Data for analysis
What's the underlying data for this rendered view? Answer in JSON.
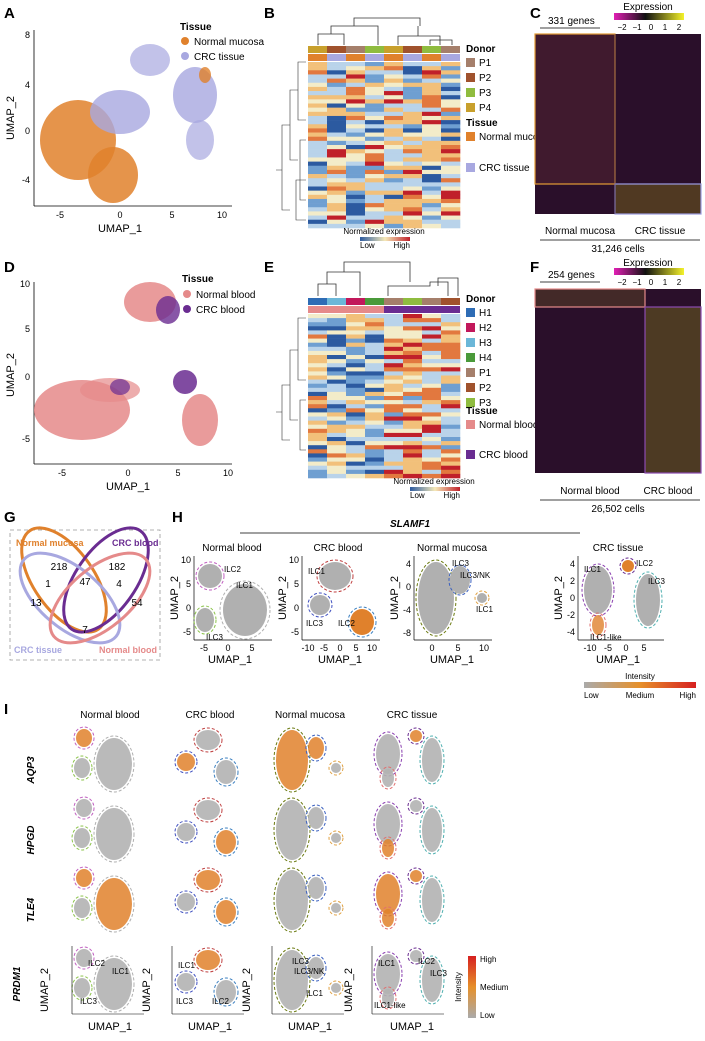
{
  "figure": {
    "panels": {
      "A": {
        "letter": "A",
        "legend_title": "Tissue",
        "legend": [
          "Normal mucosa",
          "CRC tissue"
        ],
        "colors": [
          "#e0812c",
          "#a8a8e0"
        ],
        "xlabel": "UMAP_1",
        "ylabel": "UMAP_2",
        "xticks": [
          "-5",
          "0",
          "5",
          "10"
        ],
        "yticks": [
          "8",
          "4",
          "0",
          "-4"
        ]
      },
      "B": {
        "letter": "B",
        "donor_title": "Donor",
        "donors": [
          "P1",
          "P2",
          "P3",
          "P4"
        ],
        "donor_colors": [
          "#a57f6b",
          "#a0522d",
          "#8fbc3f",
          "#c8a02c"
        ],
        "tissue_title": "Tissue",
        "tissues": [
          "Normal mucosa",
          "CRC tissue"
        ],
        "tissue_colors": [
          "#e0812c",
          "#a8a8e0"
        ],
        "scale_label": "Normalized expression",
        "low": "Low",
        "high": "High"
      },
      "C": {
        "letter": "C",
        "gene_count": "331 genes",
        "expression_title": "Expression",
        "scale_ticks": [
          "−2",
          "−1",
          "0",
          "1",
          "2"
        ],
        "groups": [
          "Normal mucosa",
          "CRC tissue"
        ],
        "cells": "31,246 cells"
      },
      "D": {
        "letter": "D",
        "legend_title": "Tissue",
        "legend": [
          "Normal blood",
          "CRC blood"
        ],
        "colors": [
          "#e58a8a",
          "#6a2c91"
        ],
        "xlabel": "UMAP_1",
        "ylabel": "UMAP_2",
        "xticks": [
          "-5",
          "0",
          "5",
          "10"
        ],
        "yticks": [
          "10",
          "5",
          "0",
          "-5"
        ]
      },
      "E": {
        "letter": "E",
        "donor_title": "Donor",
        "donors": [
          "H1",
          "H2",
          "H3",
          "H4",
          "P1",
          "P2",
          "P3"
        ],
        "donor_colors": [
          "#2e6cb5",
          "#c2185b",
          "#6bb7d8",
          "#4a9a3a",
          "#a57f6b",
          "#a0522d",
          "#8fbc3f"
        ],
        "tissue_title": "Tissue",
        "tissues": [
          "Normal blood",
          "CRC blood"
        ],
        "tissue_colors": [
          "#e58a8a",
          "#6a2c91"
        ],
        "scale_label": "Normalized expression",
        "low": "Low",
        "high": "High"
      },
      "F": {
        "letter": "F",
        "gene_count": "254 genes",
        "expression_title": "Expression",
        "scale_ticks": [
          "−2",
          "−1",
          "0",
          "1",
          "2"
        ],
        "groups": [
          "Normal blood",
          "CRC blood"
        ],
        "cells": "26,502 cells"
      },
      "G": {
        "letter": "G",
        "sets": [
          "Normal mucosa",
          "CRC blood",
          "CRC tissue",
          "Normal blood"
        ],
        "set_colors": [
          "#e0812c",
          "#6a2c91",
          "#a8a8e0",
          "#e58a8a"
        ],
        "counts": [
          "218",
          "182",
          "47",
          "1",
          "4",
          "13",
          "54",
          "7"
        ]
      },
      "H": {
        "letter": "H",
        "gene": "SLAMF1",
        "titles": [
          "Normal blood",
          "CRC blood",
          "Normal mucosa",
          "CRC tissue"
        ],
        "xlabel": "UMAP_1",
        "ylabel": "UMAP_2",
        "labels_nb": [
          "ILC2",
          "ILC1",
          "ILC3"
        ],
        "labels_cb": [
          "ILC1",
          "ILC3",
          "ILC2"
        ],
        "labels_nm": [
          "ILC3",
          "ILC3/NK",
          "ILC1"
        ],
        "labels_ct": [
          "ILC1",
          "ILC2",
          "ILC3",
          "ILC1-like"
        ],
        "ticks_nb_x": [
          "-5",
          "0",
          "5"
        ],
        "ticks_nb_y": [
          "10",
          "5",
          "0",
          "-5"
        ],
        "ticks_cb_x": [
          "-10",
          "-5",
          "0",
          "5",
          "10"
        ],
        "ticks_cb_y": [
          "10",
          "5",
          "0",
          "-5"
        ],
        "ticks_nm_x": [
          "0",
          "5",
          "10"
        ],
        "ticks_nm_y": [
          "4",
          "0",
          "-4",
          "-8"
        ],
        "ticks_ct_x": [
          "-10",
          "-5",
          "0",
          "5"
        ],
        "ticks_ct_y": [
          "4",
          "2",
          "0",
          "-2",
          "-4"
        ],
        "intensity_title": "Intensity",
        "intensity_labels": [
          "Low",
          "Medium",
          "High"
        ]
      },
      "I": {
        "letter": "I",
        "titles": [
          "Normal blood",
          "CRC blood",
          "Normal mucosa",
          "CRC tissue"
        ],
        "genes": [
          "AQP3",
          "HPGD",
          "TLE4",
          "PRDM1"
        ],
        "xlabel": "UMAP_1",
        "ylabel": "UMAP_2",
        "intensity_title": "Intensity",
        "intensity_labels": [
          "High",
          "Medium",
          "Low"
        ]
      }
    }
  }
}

Problem
Would you return the records exactly, keeping out every picture?

Written solution
What's the underlying data for this rendered view? Answer in JSON.
{
  "figure": {
    "panels": {
      "A": {
        "letter": "A",
        "legend_title": "Tissue",
        "legend": [
          "Normal mucosa",
          "CRC tissue"
        ],
        "colors": [
          "#e0812c",
          "#a8a8e0"
        ],
        "xlabel": "UMAP_1",
        "ylabel": "UMAP_2",
        "xticks": [
          "-5",
          "0",
          "5",
          "10"
        ],
        "yticks": [
          "8",
          "4",
          "0",
          "-4"
        ]
      },
      "B": {
        "letter": "B",
        "donor_title": "Donor",
        "donors": [
          "P1",
          "P2",
          "P3",
          "P4"
        ],
        "donor_colors": [
          "#a57f6b",
          "#a0522d",
          "#8fbc3f",
          "#c8a02c"
        ],
        "tissue_title": "Tissue",
        "tissues": [
          "Normal mucosa",
          "CRC tissue"
        ],
        "tissue_colors": [
          "#e0812c",
          "#a8a8e0"
        ],
        "scale_label": "Normalized expression",
        "low": "Low",
        "high": "High"
      },
      "C": {
        "letter": "C",
        "gene_count": "331 genes",
        "expression_title": "Expression",
        "scale_ticks": [
          "−2",
          "−1",
          "0",
          "1",
          "2"
        ],
        "groups": [
          "Normal mucosa",
          "CRC tissue"
        ],
        "cells": "31,246 cells"
      },
      "D": {
        "letter": "D",
        "legend_title": "Tissue",
        "legend": [
          "Normal blood",
          "CRC blood"
        ],
        "colors": [
          "#e58a8a",
          "#6a2c91"
        ],
        "xlabel": "UMAP_1",
        "ylabel": "UMAP_2",
        "xticks": [
          "-5",
          "0",
          "5",
          "10"
        ],
        "yticks": [
          "10",
          "5",
          "0",
          "-5"
        ]
      },
      "E": {
        "letter": "E",
        "donor_title": "Donor",
        "donors": [
          "H1",
          "H2",
          "H3",
          "H4",
          "P1",
          "P2",
          "P3"
        ],
        "donor_colors": [
          "#2e6cb5",
          "#c2185b",
          "#6bb7d8",
          "#4a9a3a",
          "#a57f6b",
          "#a0522d",
          "#8fbc3f"
        ],
        "tissue_title": "Tissue",
        "tissues": [
          "Normal blood",
          "CRC blood"
        ],
        "tissue_colors": [
          "#e58a8a",
          "#6a2c91"
        ],
        "scale_label": "Normalized expression",
        "low": "Low",
        "high": "High"
      },
      "F": {
        "letter": "F",
        "gene_count": "254 genes",
        "expression_title": "Expression",
        "scale_ticks": [
          "−2",
          "−1",
          "0",
          "1",
          "2"
        ],
        "groups": [
          "Normal blood",
          "CRC blood"
        ],
        "cells": "26,502 cells"
      },
      "G": {
        "letter": "G",
        "sets": [
          "Normal mucosa",
          "CRC blood",
          "CRC tissue",
          "Normal blood"
        ],
        "set_colors": [
          "#e0812c",
          "#6a2c91",
          "#a8a8e0",
          "#e58a8a"
        ],
        "counts": [
          "218",
          "182",
          "47",
          "1",
          "4",
          "13",
          "54",
          "7"
        ]
      },
      "H": {
        "letter": "H",
        "gene": "SLAMF1",
        "titles": [
          "Normal blood",
          "CRC blood",
          "Normal mucosa",
          "CRC tissue"
        ],
        "xlabel": "UMAP_1",
        "ylabel": "UMAP_2",
        "labels_nb": [
          "ILC2",
          "ILC1",
          "ILC3"
        ],
        "labels_cb": [
          "ILC1",
          "ILC3",
          "ILC2"
        ],
        "labels_nm": [
          "ILC3",
          "ILC3/NK",
          "ILC1"
        ],
        "labels_ct": [
          "ILC1",
          "ILC2",
          "ILC3",
          "ILC1-like"
        ],
        "ticks_nb_x": [
          "-5",
          "0",
          "5"
        ],
        "ticks_nb_y": [
          "10",
          "5",
          "0",
          "-5"
        ],
        "ticks_cb_x": [
          "-10",
          "-5",
          "0",
          "5",
          "10"
        ],
        "ticks_cb_y": [
          "10",
          "5",
          "0",
          "-5"
        ],
        "ticks_nm_x": [
          "0",
          "5",
          "10"
        ],
        "ticks_nm_y": [
          "4",
          "0",
          "-4",
          "-8"
        ],
        "ticks_ct_x": [
          "-10",
          "-5",
          "0",
          "5"
        ],
        "ticks_ct_y": [
          "4",
          "2",
          "0",
          "-2",
          "-4"
        ],
        "intensity_title": "Intensity",
        "intensity_labels": [
          "Low",
          "Medium",
          "High"
        ]
      },
      "I": {
        "letter": "I",
        "titles": [
          "Normal blood",
          "CRC blood",
          "Normal mucosa",
          "CRC tissue"
        ],
        "genes": [
          "AQP3",
          "HPGD",
          "TLE4",
          "PRDM1"
        ],
        "xlabel": "UMAP_1",
        "ylabel": "UMAP_2",
        "intensity_title": "Intensity",
        "intensity_labels": [
          "High",
          "Medium",
          "Low"
        ]
      }
    }
  }
}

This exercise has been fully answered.